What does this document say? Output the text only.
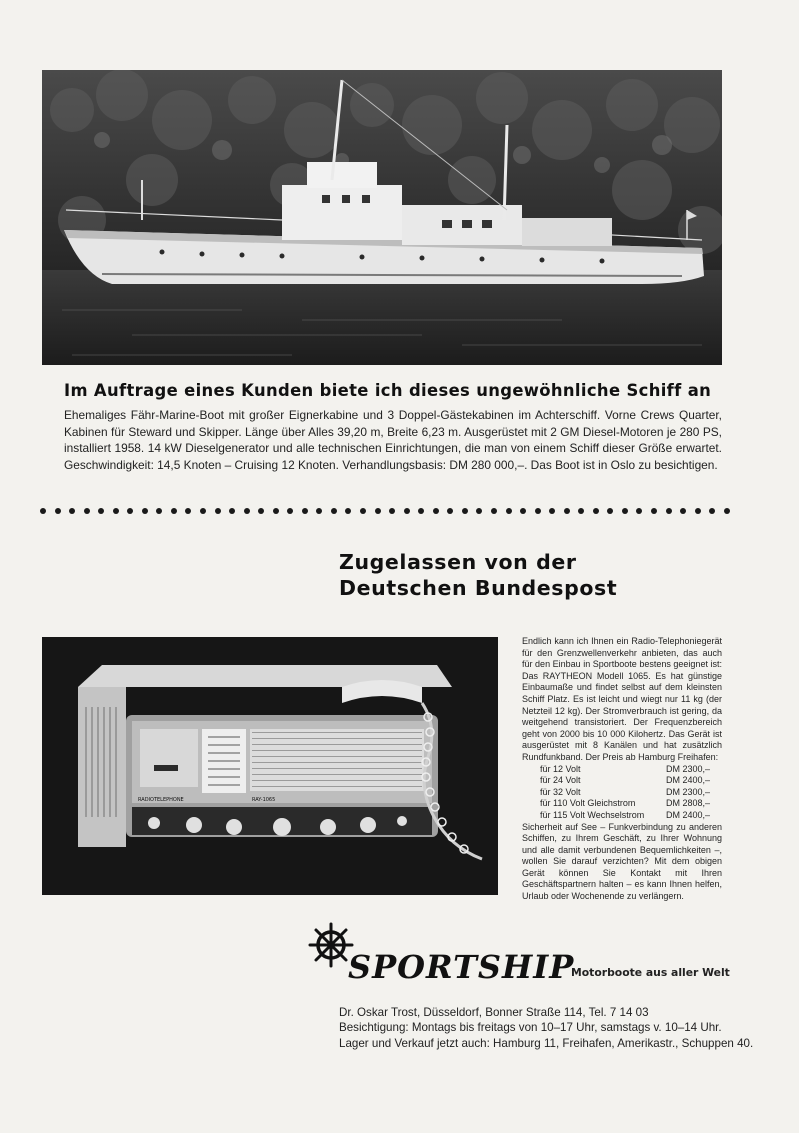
Im Auftrage eines Kunden biete ich dieses ungewöhnliche Schiff an
Ehemaliges Fähr-Marine-Boot mit großer Eignerkabine und 3 Doppel-Gästekabinen im Achterschiff. Vorne Crews Quarter, Kabinen für Steward und Skipper. Länge über Alles 39,20 m, Breite 6,23 m. Ausgerüstet mit 2 GM Diesel-Motoren je 280 PS, installiert 1958. 14 kW Dieselgenerator und alle technischen Einrichtungen, die man von einem Schiff dieser Größe erwartet. Geschwindigkeit: 14,5 Knoten – Cruising 12 Knoten. Verhandlungsbasis: DM 280 000,–. Das Boot ist in Oslo zu besichtigen.
Zugelassen von der
Deutschen Bundespost
RADIOTELEPHONE	RAY-1065

Endlich kann ich Ihnen ein Radio-Telephoniegerät für den Grenzwellenverkehr anbieten, das auch für den Einbau in Sportboote bestens geeignet ist: Das RAYTHEON Modell 1065. Es hat günstige Einbaumaße und findet selbst auf dem kleinsten Schiff Platz. Es ist leicht und wiegt nur 11 kg (der Netzteil 12 kg). Der Stromverbrauch ist gering, da weitgehend transistoriert. Der Frequenzbereich geht von 2000 bis 10 000 Kilohertz. Das Gerät ist ausgerüstet mit 8 Kanälen und hat zusätzlich Rundfunkband. Der Preis ab Hamburg Freihafen:

für 12 Volt	DM 2300,–
für 24 Volt	DM 2400,–
für 32 Volt	DM 2300,–
für 110 Volt Gleichstrom	DM 2808,–
für 115 Volt Wechselstrom	DM 2400,–

Sicherheit auf See – Funkverbindung zu anderen Schiffen, zu Ihrem Geschäft, zu Ihrer Wohnung und alle damit verbundenen Bequemlichkeiten –, wollen Sie darauf verzichten? Mit dem obigen Gerät können Sie Kontakt mit Ihren Geschäftspartnern halten – es kann Ihnen helfen, Urlaub oder Wochenende zu verlängern.

SPORTSHIP
Motorboote aus aller Welt
Dr. Oskar Trost, Düsseldorf, Bonner Straße 114, Tel. 7 14 03
Besichtigung: Montags bis freitags von 10–17 Uhr, samstags v. 10–14 Uhr.
Lager und Verkauf jetzt auch: Hamburg 11, Freihafen, Amerikastr., Schuppen 40.
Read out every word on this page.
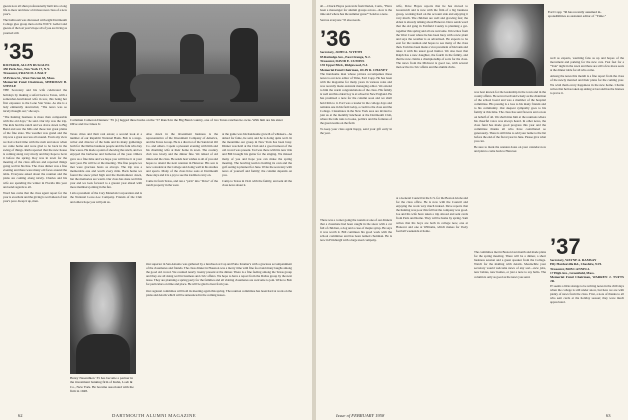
guests now all shun professionally built into a long life to mow and mow a bit more near class of a new year's.
The bathroom was discussed with eight Dartmouth College glee group men on the Will Y. Gellert and guests of the lost year's hope all of you are living as yearned still.
’35
RICHARD, ALLEN RUGGLES
450 Park Ave., New York 17, N.Y.
Treasurer, FRANCIS J. BALT
35 Prince St., West Newton 65, Mass.
Memorial Fund Chairman, SHERMAN B. STEELE
THE Secretary and his wife celebrated the holidays by making a safari back to Texas, with a somewhat-bewildered wife in tow, this being her first exposure to the Lone Star State. As she is a lady eminently downwind, "The news was so nicely thought out," she says.
"The hunting business is more than comparable with the old days," he said. Our trip was the trip. The kids had the ranch and we drove down to Big Bend and saw the hills and those last great plains of the fine state. The weather was grand and the trip was a great success all around. From any view we had a hard time with the rush and snow when we came home and were glad to be back in the swing of things. Ruth reported that the new house is coming along very nicely and they hope to be in it before the spring. Roy was in town for the meeting of the class officers and reported things going well in his line. The class dinner was a fine evening and there were many old faces around the table. Everyone asked about the reunion and the plans are coming along nicely. Charles and his wife are spending the winter in Florida this year and send regards to all.
Word has come that the class agent report for the year is excellent and the giving is well ahead of last year's pace. Keep it up, men.
Carlsmun Cameron Dennew ’35 (r.) lugged three bucks on the ’57 Ranch in the Big Bend country, one of two Texas ranches he owns. With him are his sister Olive and Joe Likes Jr.
Texas cities and their real estate; a second look at a number of our Republic National Bank. Bob is a stage-writer and director of the bank and its many gatherings both for the Dallas business people and the folk who buy fine wares. He made a point of showing the ranch, and we enjoyed the barbecue and barbecue of the year. Others gave us a fine time and we hope you will have it at your next year. He will be at the meeting. The fine people we met were gracious hosts as always. The trip was a memorable one and worth every mile. Back home we found the snow piled high and the thermometer down, but the memories are warm. Our class has done well this year and we look forward to a greater year ahead with more members joining in the fun.
I am a president of the Cary Materials Corporation and is the National Lowe-Loe Company. Friends of the Club and others hope you will join us.
Also down in the investment business is the representative of the Investment Company of America, and the Texas Group. He is a director of the Sandoval Oil Co. and others. I spent a pleasant evening with him and his charming wife at their home in town. The country club was lovely and the dinner fine. We talked of old times and the class. He sends best wishes to all of you and hopes to attend the next reunion in Hanover. His son is now a student at the College and doing well in his studies and sports. Many of the class have sons at Dartmouth these days and it is a joy to see the tradition carry on.
Came in from Texas, and ran a "pick" into "Dave" of the ranch property in the west.
at the game was his handsome growth of whiskers—he aimed for fame, he said, and he is doing quite well. In the meantime our group in New York has been busy. Dinner was held at the Club and a good turnout of the old crowd was present. Ted was there with his new title and Bill brought his guitar for the singing. We missed many of you and hope you can make the spring meeting. The bowling team is holding its own and the golf outing is planned for June. Write the secretary with news of yourself and family; the column depends on you.
Camp to Texas in 1941 with the family, and sent all the class news about it.
Henry Nesenthien ’35 has become a partner in the investment banking firm of Kuhn, Loeb & Co., New York. He became associated with the firm in 1948.
Our superior in San Antonio was gathered by a luncheon at Cap and Patio Kramer's with a gracious accompaniment of the classmates and friends. The class dinner in Houston was a merry time with fine food and many laughs among the good old crowd. We counted nearly twenty present at the dinner. There is a fine feeling among the Texas group and they are all doing well in business and civic affairs. We hope to have a report from the Dallas group by the next issue. They are planning a spring party for the families and all visiting classmates are welcome to join. Write to Bob for particulars on time and place. He will be glad to hear from you.
Our regional committee will hold its meeting again this spring. The reunion committee has been hard at work on the plans and details which will be announced in the coming issues.
62	DARTMOUTH ALUMNI MAGAZINE
all.—Chuck Hayes postcards from Darien, Conn., "Have been a messenger for alumni groups across—how is the time and where has the summer gone?" Send us a note.
Sent us everyone ’35 also needs.
’36
Secretary, JOHN A. WYETH
85 Rutledge Ave., East Orange, N.J.
Treasurer, DAVID E. CUMINS
135 Upper Blvd., Ridgewood, N.J.
Memorial Fund Chairman, OLIN R. CHANEY
The handsome man whose picture accompanies these notes is our new editor of Time, Earl Copp. He has been with the magazine for many years in various roles and was recently made assistant managing editor. We extend to him the warm congratulations of the class. His family is well and his oldest boy is at school in New England. He has promised a note for the column soon and we shall hold him to it. Earl was a leader in the college days and remains one in his field today, a credit to the class and the College. Classmates in the New York area are invited to join us at the monthly luncheon at the Dartmouth Club, where the talk runs to books, politics and the fortunes of the green teams on the field.
To keep your class agent happy, send your gift early in the year.
wife, Dave Hayes reports that he has moved to Greenwich and is now with the firm of a big business group, working hard on the account side and enjoying it very much. The children are well and growing fast; the eldest is already talking about Hanover. Dave sends word that the old gang in Fairfield County is planning a get-together this spring and all are welcome. Jim writes from the West Coast where he has been busy with a new plant and says the weather is as advertised. He expects to be east for the reunion and hopes to see many of the class then. Tom has been made a vice president of his bank and takes it with his usual good humor. We also hear that Ralph has a new daughter, the fourth in the family, and that he now claims a championship of sorts for the class. The news from the Midwest is good too, with several men active in civic affairs and the alumni clubs.
Earl Copp ’36 has recently assumed in- sponsibilities as assistant editor of “Time.”
was best known for the leadership in the town and in the county affairs. He served well and wisely as the chairman of the school board and was a member of the hospital committee. His passing is a loss to his many friends and to his community. Our deepest sympathy goes to his family at this time. The class has sent flowers and a note on behalf of all. We shall miss him at the reunions where his cheerful voice was always heard. In other news, the class fund has made good progress this year and the committee thanks all who have contributed so generously. There is still time to add your name to the list before the end of the fiscal year in June. Please give what you can.
Be sure to mark the reunion dates on your calendar now and plan to come back to Hanover.
well as experts, warming fans as up and hopes of the movement and parking for the new cars. Fast feet for a "Yale" night in the town and there are still a few more seats at the dinner table for all who come.
Among the notes this month is a fine report from the class of the newly married and their plans for the coming year. We wish them every happiness in the new home. Charlie writes that he has taken up skiing at last and has the bruises to prove it.
’37
Secretary, WAYNE A. RAMSAY
Elly Hardeeville Rd., Cheshire, N.H.
Treasurer, BOB CANNELL
17 High Ave., Greenfield, Mass.
Memorial Fund Chairman, WARREN J. TUFTS JR.
IT seems a little strange to be writing notes in the chill days when the college is still under snow, but here we are with plenty of news from the class. First, a note of thanks to all who sent cards at the holiday season; they were much appreciated.
There was a corner going the rounds at one of our dinners that a classmate had been caught in the snow with a car full of children, a dog and a case of maple syrup. He says it was worth it. Bill continues his good work with the school committee and has been named chairman. He is now in Pittsburgh with a large steel company.
at a General Council in the U.S. for the Boston Globe and for the class office. He is now with the Council and enjoying the work very much indeed. Dave reports that the hunting was poor this fall but the company was good. Joe and his wife have taken a trip abroad and sent cards from Paris and Rome. They will be home by spring. Sam writes that his boys are both in college now, one at Hanover and one at Williams, which makes for lively football weekends at home.
The committee met in Boston last month and made plans for the spring meeting. There will be a dinner, a short business session and a guest speaker from the College. Watch for the mailing with details. Meanwhile your secretary would welcome news of any sort—new jobs, new babies, new homes, or just a note to say hello. The column is only as good as the news you send.
Issue of FEBRUARY 1958	63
********
#### Your objective:
Filter the records above for lines containing the word "only", and copy those lines.

#### Written answer:
What does this document say? Output the text only.
The committee met in Boston last month and made plans for the spring meeting. There will be a dinner, a short business session and a guest speaker from the College. Watch for the mailing with details. Meanwhile your secretary would welcome news of any sort—new jobs, new babies, new homes, or just a note to say hello. The column is only as good as the news you send.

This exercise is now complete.